## Data rows

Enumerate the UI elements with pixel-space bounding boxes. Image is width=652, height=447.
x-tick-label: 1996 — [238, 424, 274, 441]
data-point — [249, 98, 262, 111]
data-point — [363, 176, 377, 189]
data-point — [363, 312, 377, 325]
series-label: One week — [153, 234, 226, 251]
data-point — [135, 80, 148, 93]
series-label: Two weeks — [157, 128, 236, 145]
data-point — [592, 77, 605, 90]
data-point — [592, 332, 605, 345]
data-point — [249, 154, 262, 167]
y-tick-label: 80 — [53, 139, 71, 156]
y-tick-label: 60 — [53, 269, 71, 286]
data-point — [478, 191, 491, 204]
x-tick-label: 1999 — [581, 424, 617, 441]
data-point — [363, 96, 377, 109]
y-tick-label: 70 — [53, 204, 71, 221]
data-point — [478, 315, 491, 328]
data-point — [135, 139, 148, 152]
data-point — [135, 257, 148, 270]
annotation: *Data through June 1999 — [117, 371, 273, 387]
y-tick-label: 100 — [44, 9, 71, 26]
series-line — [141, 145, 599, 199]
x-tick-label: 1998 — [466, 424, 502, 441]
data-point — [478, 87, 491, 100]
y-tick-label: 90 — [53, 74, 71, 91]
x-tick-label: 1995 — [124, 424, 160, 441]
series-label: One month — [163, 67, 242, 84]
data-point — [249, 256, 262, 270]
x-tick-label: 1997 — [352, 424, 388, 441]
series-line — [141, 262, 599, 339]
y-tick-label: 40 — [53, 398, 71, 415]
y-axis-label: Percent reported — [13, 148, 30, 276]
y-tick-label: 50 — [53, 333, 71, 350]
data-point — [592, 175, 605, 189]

## Task details
Copy out every line of the material above verbatim.

## Response below
Enumerate the UI elements with pixel-space bounding boxes. Image is width=652, height=447.
x-tick-label: 1996 — [238, 424, 274, 441]
data-point — [249, 98, 262, 111]
data-point — [363, 176, 377, 189]
data-point — [363, 312, 377, 325]
series-label: One week — [153, 234, 226, 251]
data-point — [135, 80, 148, 93]
series-label: Two weeks — [157, 128, 236, 145]
data-point — [592, 77, 605, 90]
data-point — [592, 332, 605, 345]
data-point — [249, 154, 262, 167]
y-tick-label: 80 — [53, 139, 71, 156]
y-tick-label: 60 — [53, 269, 71, 286]
data-point — [478, 191, 491, 204]
x-tick-label: 1999 — [581, 424, 617, 441]
data-point — [363, 96, 377, 109]
y-tick-label: 70 — [53, 204, 71, 221]
data-point — [478, 315, 491, 328]
data-point — [135, 139, 148, 152]
data-point — [135, 257, 148, 270]
annotation: *Data through June 1999 — [117, 371, 273, 387]
y-tick-label: 100 — [44, 9, 71, 26]
series-line — [141, 145, 599, 199]
x-tick-label: 1998 — [466, 424, 502, 441]
data-point — [478, 87, 491, 100]
y-tick-label: 90 — [53, 74, 71, 91]
x-tick-label: 1995 — [124, 424, 160, 441]
series-label: One month — [163, 67, 242, 84]
data-point — [249, 256, 262, 270]
x-tick-label: 1997 — [352, 424, 388, 441]
series-line — [141, 262, 599, 339]
y-tick-label: 40 — [53, 398, 71, 415]
y-axis-label: Percent reported — [13, 148, 30, 276]
y-tick-label: 50 — [53, 333, 71, 350]
data-point — [592, 175, 605, 189]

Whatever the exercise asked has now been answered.